__SUPPLIED MATERIAL__.
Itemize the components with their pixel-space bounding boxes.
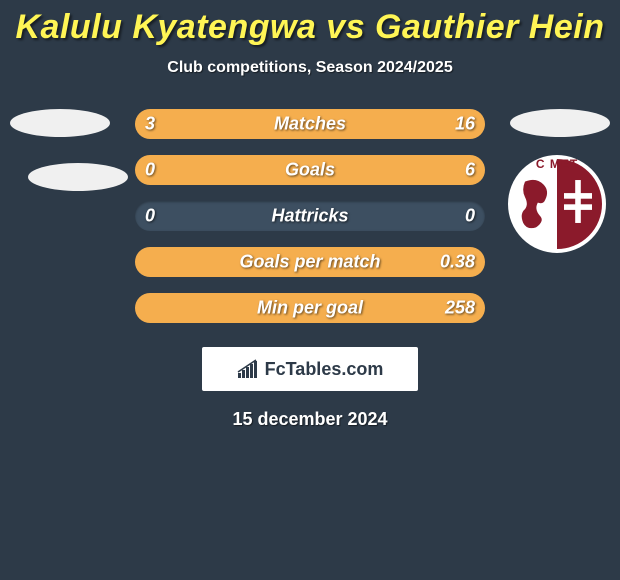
- bar-track: 0 Hattricks 0: [135, 201, 485, 231]
- bar-track: 0 Goals 6: [135, 155, 485, 185]
- stat-row: 0 Hattricks 0: [0, 201, 620, 247]
- stat-value-left: 0: [145, 206, 155, 227]
- stat-value-right: 6: [465, 160, 475, 181]
- bar-track: 3 Matches 16: [135, 109, 485, 139]
- chart-icon: [237, 359, 259, 379]
- stat-value-left: 3: [145, 114, 155, 135]
- watermark-text: FcTables.com: [265, 359, 384, 380]
- club-placeholder-icon: [28, 163, 128, 191]
- stat-value-right: 16: [455, 114, 475, 135]
- subtitle: Club competitions, Season 2024/2025: [0, 59, 620, 77]
- stat-label: Hattricks: [271, 206, 348, 227]
- club-badge-left: [8, 163, 112, 191]
- club-placeholder-icon: [10, 109, 110, 137]
- stat-row: 0 Goals 6 C MET: [0, 155, 620, 201]
- comparison-infographic: Kalulu Kyatengwa vs Gauthier Hein Club c…: [0, 0, 620, 580]
- stat-row: Goals per match 0.38: [0, 247, 620, 293]
- stat-label: Min per goal: [257, 298, 363, 319]
- club-badge-right: [508, 109, 612, 137]
- bar-fill-left: [135, 109, 191, 139]
- watermark: FcTables.com: [202, 347, 418, 391]
- bar-track: Goals per match 0.38: [135, 247, 485, 277]
- stat-value-right: 0: [465, 206, 475, 227]
- page-title: Kalulu Kyatengwa vs Gauthier Hein: [0, 0, 620, 47]
- stat-row: Min per goal 258: [0, 293, 620, 339]
- stat-label: Matches: [274, 114, 346, 135]
- stat-value-right: 258: [445, 298, 475, 319]
- club-placeholder-icon: [510, 109, 610, 137]
- bar-track: Min per goal 258: [135, 293, 485, 323]
- stat-label: Goals: [285, 160, 335, 181]
- stat-value-left: 0: [145, 160, 155, 181]
- stat-label: Goals per match: [239, 252, 380, 273]
- date-text: 15 december 2024: [0, 409, 620, 430]
- club-badge-left: [8, 109, 112, 137]
- stat-value-right: 0.38: [440, 252, 475, 273]
- stats-area: 3 Matches 16 0 Goals 6 C MET: [0, 109, 620, 339]
- stat-row: 3 Matches 16: [0, 109, 620, 155]
- badge-text: C MET: [536, 157, 578, 171]
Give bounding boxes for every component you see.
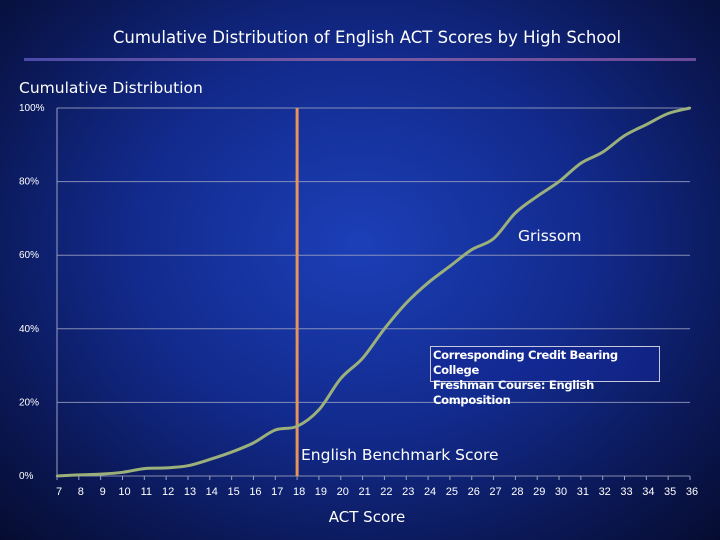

__YOUR GOAL__. Give as a numbered list, with blank lines left out, the lines of the data from the line that contains "- bar-track: 0 Hattricks" up to and including the line that contains "- stat-value-left: 3: [145, 114, 155, 135]".

__FINAL ANSWER__.
1. - bar-track: 0 Hattricks 0: [135, 201, 485, 231]
2. - bar-track: 0 Goals 6: [135, 155, 485, 185]
3. - stat-row: 0 Hattricks 0: [0, 201, 620, 247]
4. - stat-value-left: 0: [145, 206, 155, 227]
5. - stat-value-right: 6: [465, 160, 475, 181]
6. - bar-track: 3 Matches 16: [135, 109, 485, 139]
7. - chart-icon: [237, 359, 259, 379]
8. - stat-value-left: 3: [145, 114, 155, 135]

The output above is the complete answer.